/---
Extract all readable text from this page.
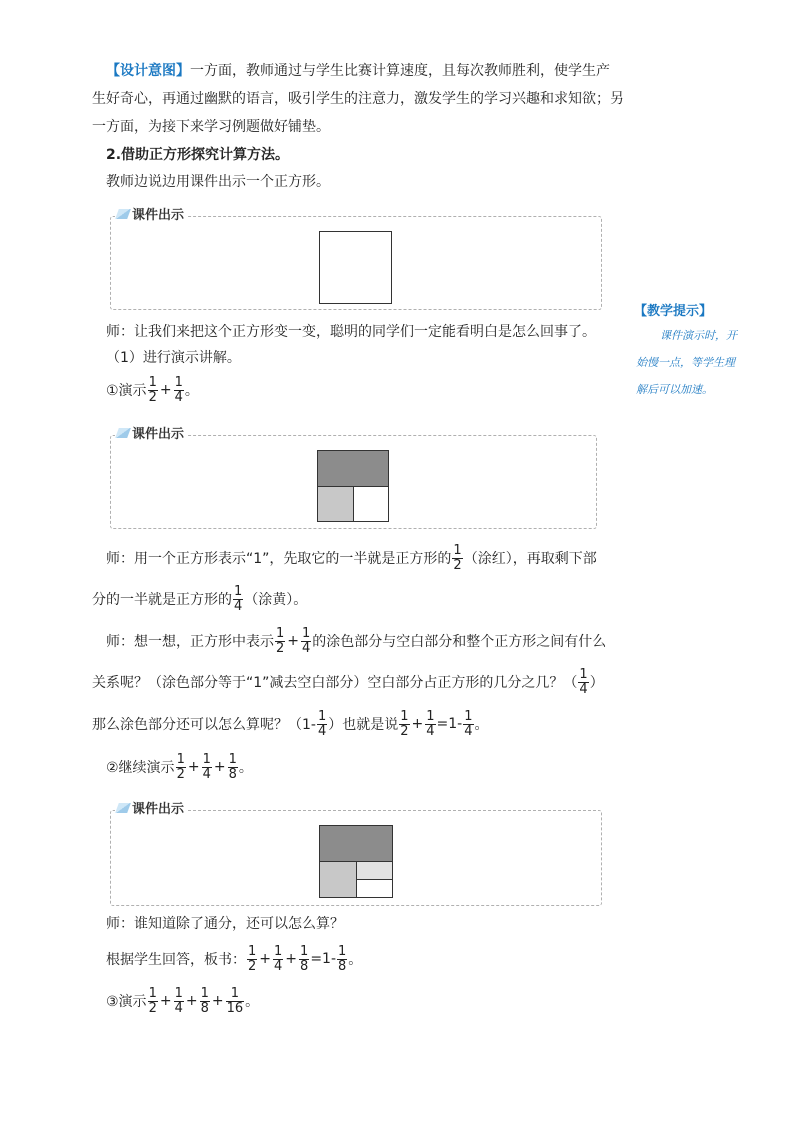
【设计意图】一方面，教师通过与学生比赛计算速度，且每次教师胜利，使学生产
生好奇心，再通过幽默的语言，吸引学生的注意力，激发学生的学习兴趣和求知欲；另
一方面，为接下来学习例题做好铺垫。
2.借助正方形探究计算方法。
教师边说边用课件出示一个正方形。
课件出示
师：让我们来把这个正方形变一变，聪明的同学们一定能看明白是怎么回事了。
（1）进行演示讲解。
①演示 $\frac{1}{2} + \frac{1}{4}$ 。
课件出示
师：用一个正方形表示“1”，先取它的一半就是正方形的 $\frac{1}{2}$ （涂红），再取剩下部
分的一半就是正方形的 $\frac{1}{4}$ （涂黄）。
师：想一想，正方形中表示 $\frac{1}{2} + \frac{1}{4}$ 的涂色部分与空白部分和整个正方形之间有什么
关系呢？（涂色部分等于“1”减去空白部分）空白部分占正方形的几分之几？（ $\frac{1}{4}$ ）
那么涂色部分还可以怎么算呢？（$1- \frac{1}{4}$ ）也就是说 $\frac{1}{2} + \frac{1}{4} =1- \frac{1}{4}$ 。
②继续演示 $\frac{1}{2} + \frac{1}{4} + \frac{1}{8}$ 。
课件出示
师：谁知道除了通分，还可以怎么算？
根据学生回答，板书： $\frac{1}{2} + \frac{1}{4} + \frac{1}{8} =1- \frac{1}{8}$ 。
③演示 $\frac{1}{2} + \frac{1}{4} + \frac{1}{8} + \frac{1}{16}$ 。
【教学提示】
课件演示时，开
始慢一点，等学生理
解后可以加速。
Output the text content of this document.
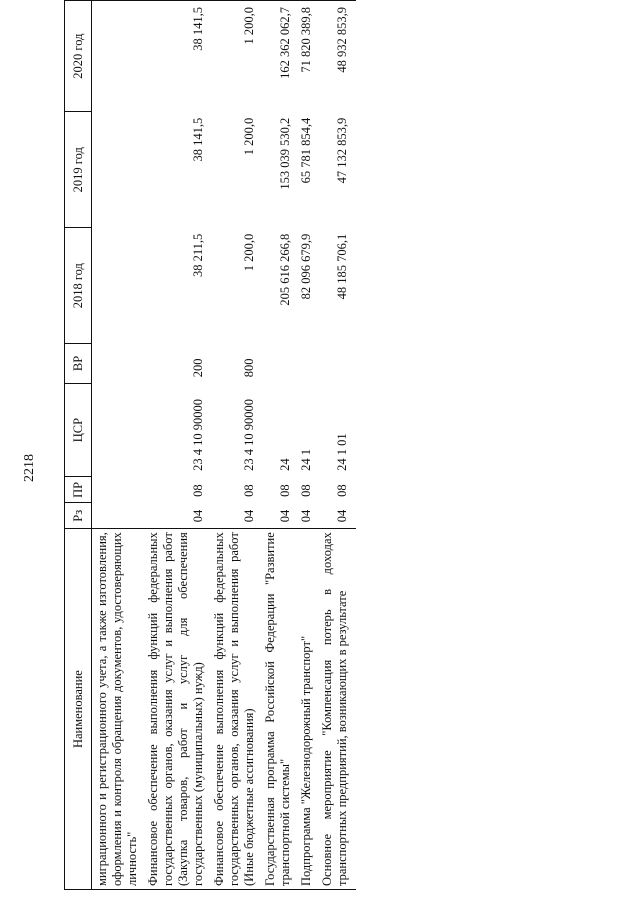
2218
Наименование	Рз	ПР	ЦСР	ВР	2018 год	2019 год	2020 год
миграционного и регистрационного учета, а также изготовления, оформления и контроля обращения документов, удостоверяющих личность"							
Финансовое обеспечение выполнения функций федеральных государственных органов, оказания услуг и выполнения работ (Закупка товаров, работ и услуг для обеспечения государственных (муниципальных) нужд)	04	08	23 4 10 90000	200	38 211,5	38 141,5	38 141,5
Финансовое обеспечение выполнения функций федеральных государственных органов, оказания услуг и выполнения работ (Иные бюджетные ассигнования)	04	08	23 4 10 90000	800	1 200,0	1 200,0	1 200,0
Государственная программа Российской Федерации "Развитие транспортной системы"	04	08	24		205 616 266,8	153 039 530,2	162 362 062,7
Подпрограмма "Железнодорожный транспорт"	04	08	24 1		82 096 679,9	65 781 854,4	71 820 389,8
Основное мероприятие "Компенсация потерь в доходах транспортных предприятий, возникающих в результате	04	08	24 1 01		48 185 706,1	47 132 853,9	48 932 853,9
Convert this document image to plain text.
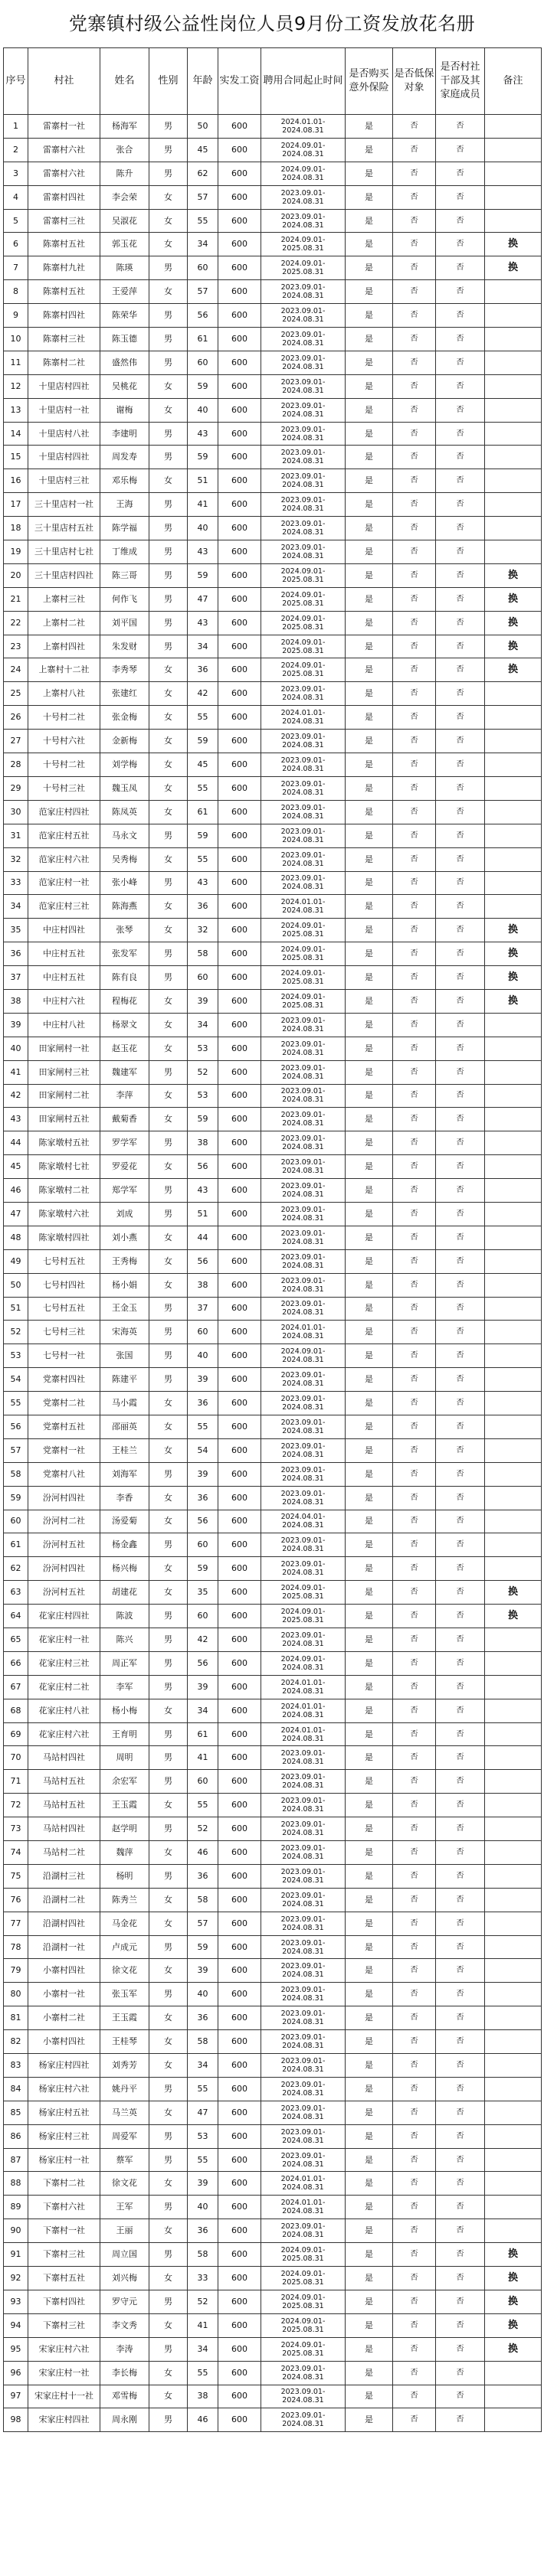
党寨镇村级公益性岗位人员9月份工资发放花名册
序号	村社	姓名	性别	年龄	实发工资	聘用合同起止时间	是否购买意外保险	是否低保对象	是否村社干部及其家庭成员	备注
1	雷寨村一社	杨海军	男	50	600	2024.01.01-2024.08.31	是	否	否	
2	雷寨村六社	张合	男	45	600	2024.09.01-2024.08.31	是	否	否	
3	雷寨村六社	陈升	男	62	600	2024.09.01-2024.08.31	是	否	否	
4	雷寨村四社	李会荣	女	57	600	2023.09.01-2024.08.31	是	否	否	
5	雷寨村三社	吴淑花	女	55	600	2023.09.01-2024.08.31	是	否	否	
6	陈寨村五社	郭玉花	女	34	600	2024.09.01-2025.08.31	是	否	否	换
7	陈寨村九社	陈瑛	男	60	600	2024.09.01-2025.08.31	是	否	否	换
8	陈寨村五社	王爱萍	女	57	600	2023.09.01-2024.08.31	是	否	否	
9	陈寨村四社	陈荣华	男	56	600	2023.09.01-2024.08.31	是	否	否	
10	陈寨村三社	陈玉德	男	61	600	2023.09.01-2024.08.31	是	否	否	
11	陈寨村二社	盛然伟	男	60	600	2023.09.01-2024.08.31	是	否	否	
12	十里店村四社	吴桃花	女	59	600	2023.09.01-2024.08.31	是	否	否	
13	十里店村一社	谢梅	女	40	600	2023.09.01-2024.08.31	是	否	否	
14	十里店村八社	李建明	男	43	600	2023.09.01-2024.08.31	是	否	否	
15	十里店村四社	周发寿	男	59	600	2023.09.01-2024.08.31	是	否	否	
16	十里店村三社	邓乐梅	女	51	600	2023.09.01-2024.08.31	是	否	否	
17	三十里店村一社	王海	男	41	600	2023.09.01-2024.08.31	是	否	否	
18	三十里店村五社	陈学福	男	40	600	2023.09.01-2024.08.31	是	否	否	
19	三十里店村七社	丁维成	男	43	600	2023.09.01-2024.08.31	是	否	否	
20	三十里店村四社	陈三哥	男	59	600	2024.09.01-2025.08.31	是	否	否	换
21	上寨村三社	何作飞	男	47	600	2024.09.01-2025.08.31	是	否	否	换
22	上寨村二社	刘平国	男	43	600	2024.09.01-2025.08.31	是	否	否	换
23	上寨村四社	朱发财	男	34	600	2024.09.01-2025.08.31	是	否	否	换
24	上寨村十二社	李秀琴	女	36	600	2024.09.01-2025.08.31	是	否	否	换
25	上寨村八社	张建红	女	42	600	2023.09.01-2024.08.31	是	否	否	
26	十号村二社	张金梅	女	55	600	2024.01.01-2024.08.31	是	否	否	
27	十号村六社	金新梅	女	59	600	2023.09.01-2024.08.31	是	否	否	
28	十号村二社	刘学梅	女	45	600	2023.09.01-2024.08.31	是	否	否	
29	十号村三社	魏玉凤	女	55	600	2023.09.01-2024.08.31	是	否	否	
30	范家庄村四社	陈凤英	女	61	600	2023.09.01-2024.08.31	是	否	否	
31	范家庄村五社	马永文	男	59	600	2023.09.01-2024.08.31	是	否	否	
32	范家庄村六社	吴秀梅	女	55	600	2023.09.01-2024.08.31	是	否	否	
33	范家庄村一社	张小峰	男	43	600	2023.09.01-2024.08.31	是	否	否	
34	范家庄村三社	陈海燕	女	36	600	2024.01.01-2024.08.31	是	否	否	
35	中庄村四社	张琴	女	32	600	2024.09.01-2025.08.31	是	否	否	换
36	中庄村五社	张发军	男	58	600	2024.09.01-2025.08.31	是	否	否	换
37	中庄村五社	陈有良	男	60	600	2024.09.01-2025.08.31	是	否	否	换
38	中庄村六社	程梅花	女	39	600	2024.09.01-2025.08.31	是	否	否	换
39	中庄村八社	杨翠文	女	34	600	2023.09.01-2024.08.31	是	否	否	
40	田家闸村一社	赵玉花	女	53	600	2023.09.01-2024.08.31	是	否	否	
41	田家闸村三社	魏建军	男	52	600	2023.09.01-2024.08.31	是	否	否	
42	田家闸村二社	李萍	女	53	600	2023.09.01-2024.08.31	是	否	否	
43	田家闸村五社	戴菊香	女	59	600	2023.09.01-2024.08.31	是	否	否	
44	陈家墩村五社	罗学军	男	38	600	2023.09.01-2024.08.31	是	否	否	
45	陈家墩村七社	罗爱花	女	56	600	2023.09.01-2024.08.31	是	否	否	
46	陈家墩村二社	郑学军	男	43	600	2023.09.01-2024.08.31	是	否	否	
47	陈家墩村六社	刘成	男	51	600	2023.09.01-2024.08.31	是	否	否	
48	陈家墩村四社	刘小燕	女	44	600	2023.09.01-2024.08.31	是	否	否	
49	七号村五社	王秀梅	女	56	600	2023.09.01-2024.08.31	是	否	否	
50	七号村四社	杨小娟	女	38	600	2023.09.01-2024.08.31	是	否	否	
51	七号村五社	王金玉	男	37	600	2023.09.01-2024.08.31	是	否	否	
52	七号村三社	宋海英	男	60	600	2024.01.01-2024.08.31	是	否	否	
53	七号村一社	张国	男	40	600	2024.09.01-2024.08.31	是	否	否	
54	党寨村四社	陈建平	男	39	600	2023.09.01-2024.08.31	是	否	否	
55	党寨村二社	马小霞	女	36	600	2023.09.01-2024.08.31	是	否	否	
56	党寨村五社	邵丽英	女	55	600	2023.09.01-2024.08.31	是	否	否	
57	党寨村一社	王桂兰	女	54	600	2023.09.01-2024.08.31	是	否	否	
58	党寨村八社	刘海军	男	39	600	2023.09.01-2024.08.31	是	否	否	
59	汾河村四社	李香	女	36	600	2023.09.01-2024.08.31	是	否	否	
60	汾河村二社	汤爱菊	女	56	600	2024.04.01-2024.08.31	是	否	否	
61	汾河村五社	杨金鑫	男	60	600	2023.09.01-2024.08.31	是	否	否	
62	汾河村四社	杨兴梅	女	59	600	2023.09.01-2024.08.31	是	否	否	
63	汾河村五社	胡建花	女	35	600	2024.09.01-2025.08.31	是	否	否	换
64	花家庄村四社	陈波	男	60	600	2024.09.01-2025.08.31	是	否	否	换
65	花家庄村一社	陈兴	男	42	600	2023.09.01-2024.08.31	是	否	否	
66	花家庄村三社	周正军	男	56	600	2024.09.01-2024.08.31	是	否	否	
67	花家庄村二社	李军	男	39	600	2024.01.01-2024.08.31	是	否	否	
68	花家庄村八社	杨小梅	女	34	600	2024.01.01-2024.08.31	是	否	否	
69	花家庄村六社	王育明	男	61	600	2024.01.01-2024.08.31	是	否	否	
70	马站村四社	周明	男	41	600	2023.09.01-2024.08.31	是	否	否	
71	马站村五社	余宏军	男	60	600	2023.09.01-2024.08.31	是	否	否	
72	马站村五社	王玉霞	女	55	600	2023.09.01-2024.08.31	是	否	否	
73	马站村四社	赵学明	男	52	600	2023.09.01-2024.08.31	是	否	否	
74	马站村二社	魏萍	女	46	600	2023.09.01-2024.08.31	是	否	否	
75	沿湖村三社	杨明	男	36	600	2023.09.01-2024.08.31	是	否	否	
76	沿湖村二社	陈秀兰	女	58	600	2023.09.01-2024.08.31	是	否	否	
77	沿湖村四社	马金花	女	57	600	2023.09.01-2024.08.31	是	否	否	
78	沿湖村一社	卢成元	男	59	600	2023.09.01-2024.08.31	是	否	否	
79	小寨村四社	徐文花	女	39	600	2023.09.01-2024.08.31	是	否	否	
80	小寨村一社	张玉军	男	40	600	2023.09.01-2024.08.31	是	否	否	
81	小寨村二社	王玉霞	女	36	600	2023.09.01-2024.08.31	是	否	否	
82	小寨村四社	王桂琴	女	58	600	2023.09.01-2024.08.31	是	否	否	
83	杨家庄村四社	刘秀芳	女	34	600	2023.09.01-2024.08.31	是	否	否	
84	杨家庄村六社	姚丹平	男	55	600	2023.09.01-2024.08.31	是	否	否	
85	杨家庄村五社	马兰英	女	47	600	2023.09.01-2024.08.31	是	否	否	
86	杨家庄村三社	周爱军	男	53	600	2023.09.01-2024.08.31	是	否	否	
87	杨家庄村一社	蔡军	男	55	600	2023.09.01-2024.08.31	是	否	否	
88	下寨村二社	徐文花	女	39	600	2024.01.01-2024.08.31	是	否	否	
89	下寨村六社	王军	男	40	600	2024.01.01-2024.08.31	是	否	否	
90	下寨村一社	王丽	女	36	600	2023.09.01-2024.08.31	是	否	否	
91	下寨村三社	周立国	男	58	600	2024.09.01-2025.08.31	是	否	否	换
92	下寨村五社	刘兴梅	女	33	600	2024.09.01-2025.08.31	是	否	否	换
93	下寨村四社	罗守元	男	52	600	2024.09.01-2025.08.31	是	否	否	换
94	下寨村三社	李文秀	女	41	600	2024.09.01-2025.08.31	是	否	否	换
95	宋家庄村六社	李涛	男	34	600	2024.09.01-2025.08.31	是	否	否	换
96	宋家庄村一社	李长梅	女	55	600	2023.09.01-2024.08.31	是	否	否	
97	宋家庄村十一社	邓雪梅	女	38	600	2023.09.01-2024.08.31	是	否	否	
98	宋家庄村四社	周永刚	男	46	600	2023.09.01-2024.08.31	是	否	否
\---
Which lines hold the word "陈寨村五社"? Return all of them from the records above.

6	陈寨村五社	郭玉花	女	34	600	2024.09.01-2025.08.31	是	否	否	换
8	陈寨村五社	王爱萍	女	57	600	2023.09.01-2024.08.31	是	否	否	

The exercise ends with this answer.